Written instruction:
Identify all lines of the data containing the string "khoản" and copy them.

╔══

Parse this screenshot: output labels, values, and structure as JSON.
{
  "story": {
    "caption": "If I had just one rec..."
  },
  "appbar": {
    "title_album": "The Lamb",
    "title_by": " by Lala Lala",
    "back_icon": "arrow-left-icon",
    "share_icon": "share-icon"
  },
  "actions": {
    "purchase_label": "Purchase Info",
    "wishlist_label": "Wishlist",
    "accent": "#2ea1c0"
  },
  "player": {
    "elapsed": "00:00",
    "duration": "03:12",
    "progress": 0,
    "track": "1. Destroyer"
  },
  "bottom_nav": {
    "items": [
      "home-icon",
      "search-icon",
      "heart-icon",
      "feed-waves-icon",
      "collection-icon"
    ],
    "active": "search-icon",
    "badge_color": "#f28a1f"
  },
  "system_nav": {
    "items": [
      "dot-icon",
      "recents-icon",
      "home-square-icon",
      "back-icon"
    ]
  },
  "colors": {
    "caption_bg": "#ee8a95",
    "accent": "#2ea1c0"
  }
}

╚══
╔══

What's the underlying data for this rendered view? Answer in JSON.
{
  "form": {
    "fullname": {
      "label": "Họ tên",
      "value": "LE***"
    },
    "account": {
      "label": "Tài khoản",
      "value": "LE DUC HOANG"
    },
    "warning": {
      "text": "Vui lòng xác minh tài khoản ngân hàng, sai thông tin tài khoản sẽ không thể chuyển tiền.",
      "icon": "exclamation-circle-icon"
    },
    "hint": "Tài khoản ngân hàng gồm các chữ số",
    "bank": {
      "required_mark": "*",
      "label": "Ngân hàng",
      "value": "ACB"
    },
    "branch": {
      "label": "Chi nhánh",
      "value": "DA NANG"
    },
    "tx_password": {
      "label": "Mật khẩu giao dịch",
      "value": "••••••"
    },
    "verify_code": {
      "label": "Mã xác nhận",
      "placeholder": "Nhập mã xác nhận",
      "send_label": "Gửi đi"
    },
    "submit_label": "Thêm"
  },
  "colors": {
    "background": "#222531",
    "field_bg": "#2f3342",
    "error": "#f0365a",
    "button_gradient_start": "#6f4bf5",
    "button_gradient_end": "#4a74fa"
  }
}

╚══

The answer:
      "label": "Tài khoản",
      "text": "Vui lòng xác minh tài khoản ngân hàng, sai thông tin tài khoản sẽ không thể chuyển tiền.",
    "hint": "Tài khoản ngân hàng gồm các chữ số",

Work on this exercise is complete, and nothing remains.